EXERCISE DETAILS - Check each line of the data for "واطىء" and select those that have it.
Start
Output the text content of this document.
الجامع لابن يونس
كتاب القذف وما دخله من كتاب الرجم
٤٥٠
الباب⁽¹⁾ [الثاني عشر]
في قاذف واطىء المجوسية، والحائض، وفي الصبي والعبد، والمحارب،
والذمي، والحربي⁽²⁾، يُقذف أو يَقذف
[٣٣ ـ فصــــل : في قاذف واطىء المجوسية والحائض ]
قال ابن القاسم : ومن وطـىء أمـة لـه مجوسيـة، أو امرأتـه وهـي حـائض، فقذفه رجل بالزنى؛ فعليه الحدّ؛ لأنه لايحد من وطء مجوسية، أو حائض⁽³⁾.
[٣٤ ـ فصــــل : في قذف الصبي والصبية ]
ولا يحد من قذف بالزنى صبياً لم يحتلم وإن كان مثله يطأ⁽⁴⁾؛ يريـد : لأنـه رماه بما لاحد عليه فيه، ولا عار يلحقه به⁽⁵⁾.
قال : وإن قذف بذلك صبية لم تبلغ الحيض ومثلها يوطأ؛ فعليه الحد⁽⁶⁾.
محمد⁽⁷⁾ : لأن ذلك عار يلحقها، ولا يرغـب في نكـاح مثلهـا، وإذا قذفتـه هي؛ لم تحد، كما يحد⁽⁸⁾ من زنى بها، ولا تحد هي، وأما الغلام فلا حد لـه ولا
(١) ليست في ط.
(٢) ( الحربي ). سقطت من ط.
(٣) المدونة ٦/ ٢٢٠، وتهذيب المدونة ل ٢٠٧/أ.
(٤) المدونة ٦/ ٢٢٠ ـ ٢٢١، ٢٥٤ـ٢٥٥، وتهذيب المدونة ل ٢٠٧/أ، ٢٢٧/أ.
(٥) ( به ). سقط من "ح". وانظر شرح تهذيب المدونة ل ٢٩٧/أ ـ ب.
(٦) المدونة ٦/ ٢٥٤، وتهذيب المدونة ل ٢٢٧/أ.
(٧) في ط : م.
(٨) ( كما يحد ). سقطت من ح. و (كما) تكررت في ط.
End
SOLUTION TO THIS PROBLEM -
في قاذف واطىء المجوسية، والحائض، وفي الصبي والعبد، والمحارب،
[٣٣ ـ فصــــل : في قاذف واطىء المجوسية والحائض ]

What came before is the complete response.